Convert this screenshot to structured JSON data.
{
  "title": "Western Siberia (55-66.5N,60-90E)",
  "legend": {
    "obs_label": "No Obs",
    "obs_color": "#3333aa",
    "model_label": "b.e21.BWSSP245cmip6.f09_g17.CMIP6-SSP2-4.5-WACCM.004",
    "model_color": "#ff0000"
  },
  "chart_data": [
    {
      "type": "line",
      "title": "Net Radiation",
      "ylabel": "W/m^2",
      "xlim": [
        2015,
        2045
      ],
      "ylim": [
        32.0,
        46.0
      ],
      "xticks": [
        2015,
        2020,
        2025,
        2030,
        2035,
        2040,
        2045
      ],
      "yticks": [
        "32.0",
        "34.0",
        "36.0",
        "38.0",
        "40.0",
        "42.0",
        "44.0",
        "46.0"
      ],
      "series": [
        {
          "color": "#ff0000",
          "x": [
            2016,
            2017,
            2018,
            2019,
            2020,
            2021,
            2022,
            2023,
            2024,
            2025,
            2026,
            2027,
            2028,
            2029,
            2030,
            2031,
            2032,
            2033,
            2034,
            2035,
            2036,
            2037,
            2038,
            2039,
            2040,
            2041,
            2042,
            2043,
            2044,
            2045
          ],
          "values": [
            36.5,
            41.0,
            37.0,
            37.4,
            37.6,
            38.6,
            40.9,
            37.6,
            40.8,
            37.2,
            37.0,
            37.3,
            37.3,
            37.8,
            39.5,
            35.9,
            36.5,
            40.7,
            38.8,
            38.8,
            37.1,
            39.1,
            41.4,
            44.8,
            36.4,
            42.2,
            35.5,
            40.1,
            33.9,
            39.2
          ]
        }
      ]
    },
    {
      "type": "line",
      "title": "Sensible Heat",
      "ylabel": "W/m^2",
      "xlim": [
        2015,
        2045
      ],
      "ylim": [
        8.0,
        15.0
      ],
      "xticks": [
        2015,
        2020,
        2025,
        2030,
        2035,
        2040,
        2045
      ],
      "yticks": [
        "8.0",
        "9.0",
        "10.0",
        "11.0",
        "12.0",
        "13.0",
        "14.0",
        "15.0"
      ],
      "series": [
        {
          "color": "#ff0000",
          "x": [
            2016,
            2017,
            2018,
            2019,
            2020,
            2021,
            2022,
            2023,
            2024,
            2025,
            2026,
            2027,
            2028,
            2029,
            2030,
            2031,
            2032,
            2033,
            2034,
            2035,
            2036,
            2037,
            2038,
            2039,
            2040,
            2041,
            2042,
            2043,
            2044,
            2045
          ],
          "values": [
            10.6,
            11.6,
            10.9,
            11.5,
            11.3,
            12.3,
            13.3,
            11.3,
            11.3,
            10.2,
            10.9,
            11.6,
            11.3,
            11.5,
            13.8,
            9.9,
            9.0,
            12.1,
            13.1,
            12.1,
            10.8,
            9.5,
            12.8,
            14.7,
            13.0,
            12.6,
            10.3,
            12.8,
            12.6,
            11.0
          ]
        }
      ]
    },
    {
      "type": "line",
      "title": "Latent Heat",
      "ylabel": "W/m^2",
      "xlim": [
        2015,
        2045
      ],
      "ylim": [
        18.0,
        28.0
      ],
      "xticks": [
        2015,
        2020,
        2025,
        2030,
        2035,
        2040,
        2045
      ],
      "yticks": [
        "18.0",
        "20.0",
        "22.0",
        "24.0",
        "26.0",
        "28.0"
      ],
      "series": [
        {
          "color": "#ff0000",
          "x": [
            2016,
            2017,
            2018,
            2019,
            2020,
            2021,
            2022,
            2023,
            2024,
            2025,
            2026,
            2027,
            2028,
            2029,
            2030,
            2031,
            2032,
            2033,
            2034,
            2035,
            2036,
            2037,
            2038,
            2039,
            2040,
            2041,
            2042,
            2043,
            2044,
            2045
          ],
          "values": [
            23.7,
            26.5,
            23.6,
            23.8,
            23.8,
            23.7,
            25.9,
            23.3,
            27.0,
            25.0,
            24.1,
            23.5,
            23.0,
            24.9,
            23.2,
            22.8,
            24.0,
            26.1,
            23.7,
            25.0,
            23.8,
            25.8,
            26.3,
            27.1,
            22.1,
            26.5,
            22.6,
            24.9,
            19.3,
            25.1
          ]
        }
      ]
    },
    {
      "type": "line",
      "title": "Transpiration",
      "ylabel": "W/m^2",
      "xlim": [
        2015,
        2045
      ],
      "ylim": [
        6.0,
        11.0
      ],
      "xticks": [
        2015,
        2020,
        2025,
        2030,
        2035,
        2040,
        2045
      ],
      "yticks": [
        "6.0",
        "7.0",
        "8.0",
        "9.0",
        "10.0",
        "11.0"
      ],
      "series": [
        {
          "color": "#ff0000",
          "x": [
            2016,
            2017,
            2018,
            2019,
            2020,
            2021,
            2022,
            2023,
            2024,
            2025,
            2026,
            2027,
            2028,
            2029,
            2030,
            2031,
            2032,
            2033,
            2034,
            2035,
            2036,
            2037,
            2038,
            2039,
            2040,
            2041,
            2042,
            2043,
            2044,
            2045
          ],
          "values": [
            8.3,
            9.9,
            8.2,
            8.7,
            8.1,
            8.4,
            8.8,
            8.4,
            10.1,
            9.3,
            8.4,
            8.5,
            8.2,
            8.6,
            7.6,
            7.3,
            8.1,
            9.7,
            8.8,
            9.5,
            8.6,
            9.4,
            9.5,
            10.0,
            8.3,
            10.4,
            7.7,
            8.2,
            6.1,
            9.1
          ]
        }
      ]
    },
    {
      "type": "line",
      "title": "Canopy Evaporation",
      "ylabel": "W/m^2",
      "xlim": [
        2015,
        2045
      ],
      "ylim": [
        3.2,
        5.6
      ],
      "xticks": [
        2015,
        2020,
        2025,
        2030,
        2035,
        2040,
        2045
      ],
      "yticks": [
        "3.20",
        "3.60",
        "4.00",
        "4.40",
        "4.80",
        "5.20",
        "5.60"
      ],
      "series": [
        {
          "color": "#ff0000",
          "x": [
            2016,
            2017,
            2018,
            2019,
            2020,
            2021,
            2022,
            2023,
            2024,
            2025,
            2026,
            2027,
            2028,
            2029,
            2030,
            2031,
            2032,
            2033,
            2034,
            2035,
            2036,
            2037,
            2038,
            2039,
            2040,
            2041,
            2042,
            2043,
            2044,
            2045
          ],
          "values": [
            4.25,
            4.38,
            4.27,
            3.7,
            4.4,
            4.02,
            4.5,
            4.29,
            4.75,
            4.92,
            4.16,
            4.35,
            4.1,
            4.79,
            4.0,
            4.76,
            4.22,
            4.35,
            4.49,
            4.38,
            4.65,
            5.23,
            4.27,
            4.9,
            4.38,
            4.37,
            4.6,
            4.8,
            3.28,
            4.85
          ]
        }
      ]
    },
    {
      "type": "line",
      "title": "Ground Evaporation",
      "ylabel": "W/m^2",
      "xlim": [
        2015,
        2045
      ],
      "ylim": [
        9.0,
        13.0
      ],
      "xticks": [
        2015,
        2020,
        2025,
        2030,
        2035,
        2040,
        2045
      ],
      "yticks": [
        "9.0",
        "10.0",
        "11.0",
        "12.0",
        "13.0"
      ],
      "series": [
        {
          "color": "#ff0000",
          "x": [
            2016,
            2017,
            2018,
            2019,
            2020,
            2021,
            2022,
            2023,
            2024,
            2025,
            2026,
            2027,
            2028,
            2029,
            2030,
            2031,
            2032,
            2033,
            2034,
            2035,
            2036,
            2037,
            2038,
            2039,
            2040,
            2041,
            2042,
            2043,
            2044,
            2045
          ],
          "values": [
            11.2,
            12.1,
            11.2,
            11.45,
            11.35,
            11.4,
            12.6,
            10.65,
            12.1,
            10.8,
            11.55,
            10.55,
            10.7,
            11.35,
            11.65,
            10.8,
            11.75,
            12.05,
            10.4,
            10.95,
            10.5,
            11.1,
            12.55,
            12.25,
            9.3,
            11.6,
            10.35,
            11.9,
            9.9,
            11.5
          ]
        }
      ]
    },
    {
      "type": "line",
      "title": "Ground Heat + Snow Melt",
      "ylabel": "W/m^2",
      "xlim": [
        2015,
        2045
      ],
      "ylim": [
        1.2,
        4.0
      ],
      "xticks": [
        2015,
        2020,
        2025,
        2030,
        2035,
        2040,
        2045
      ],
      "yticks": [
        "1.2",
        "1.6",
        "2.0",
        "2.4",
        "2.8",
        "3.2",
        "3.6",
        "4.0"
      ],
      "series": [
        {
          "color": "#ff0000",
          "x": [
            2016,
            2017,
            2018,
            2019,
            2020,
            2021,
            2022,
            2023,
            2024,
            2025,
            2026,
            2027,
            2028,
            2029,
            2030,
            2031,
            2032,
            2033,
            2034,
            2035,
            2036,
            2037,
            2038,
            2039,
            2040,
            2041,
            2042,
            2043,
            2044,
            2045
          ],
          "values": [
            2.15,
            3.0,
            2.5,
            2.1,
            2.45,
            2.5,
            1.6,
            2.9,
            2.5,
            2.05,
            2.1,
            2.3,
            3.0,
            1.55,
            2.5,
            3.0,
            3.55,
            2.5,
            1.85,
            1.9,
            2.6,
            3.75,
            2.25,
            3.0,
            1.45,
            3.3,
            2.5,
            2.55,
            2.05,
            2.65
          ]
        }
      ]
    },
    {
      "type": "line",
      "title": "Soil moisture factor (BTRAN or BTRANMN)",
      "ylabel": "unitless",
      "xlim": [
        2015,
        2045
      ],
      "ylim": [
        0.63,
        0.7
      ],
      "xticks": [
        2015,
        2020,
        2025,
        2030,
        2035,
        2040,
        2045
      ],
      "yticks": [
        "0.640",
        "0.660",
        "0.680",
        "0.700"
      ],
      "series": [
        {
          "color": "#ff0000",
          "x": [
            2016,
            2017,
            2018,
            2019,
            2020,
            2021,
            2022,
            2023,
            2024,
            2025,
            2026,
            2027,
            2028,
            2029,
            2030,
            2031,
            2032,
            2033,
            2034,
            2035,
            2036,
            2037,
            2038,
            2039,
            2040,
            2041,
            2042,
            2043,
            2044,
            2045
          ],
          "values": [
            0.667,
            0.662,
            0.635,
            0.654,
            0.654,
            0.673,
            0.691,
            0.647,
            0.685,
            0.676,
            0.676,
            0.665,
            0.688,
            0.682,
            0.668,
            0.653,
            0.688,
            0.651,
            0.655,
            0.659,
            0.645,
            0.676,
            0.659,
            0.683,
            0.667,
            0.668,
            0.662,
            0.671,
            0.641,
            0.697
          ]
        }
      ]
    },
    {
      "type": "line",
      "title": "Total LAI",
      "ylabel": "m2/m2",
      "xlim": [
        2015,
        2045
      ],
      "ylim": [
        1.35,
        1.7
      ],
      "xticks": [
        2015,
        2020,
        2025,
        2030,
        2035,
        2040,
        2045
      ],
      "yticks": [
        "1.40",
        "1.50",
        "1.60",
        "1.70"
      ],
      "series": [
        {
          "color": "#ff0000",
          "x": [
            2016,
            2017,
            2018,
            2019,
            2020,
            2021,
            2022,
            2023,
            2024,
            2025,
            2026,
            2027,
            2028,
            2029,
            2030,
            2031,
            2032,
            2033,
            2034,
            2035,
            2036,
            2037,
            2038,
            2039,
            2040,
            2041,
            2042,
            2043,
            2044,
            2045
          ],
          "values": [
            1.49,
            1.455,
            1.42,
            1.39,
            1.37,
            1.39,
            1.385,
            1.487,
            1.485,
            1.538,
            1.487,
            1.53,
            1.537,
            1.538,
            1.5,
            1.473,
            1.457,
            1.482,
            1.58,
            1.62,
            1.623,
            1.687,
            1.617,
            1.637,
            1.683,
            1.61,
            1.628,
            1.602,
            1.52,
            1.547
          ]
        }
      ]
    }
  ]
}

______

» **Objective**
Copy every line in the records above that contains the word "Ground".

» **Task result**
      "title": "Ground Evaporation",
      "title": "Ground Heat + Snow Melt",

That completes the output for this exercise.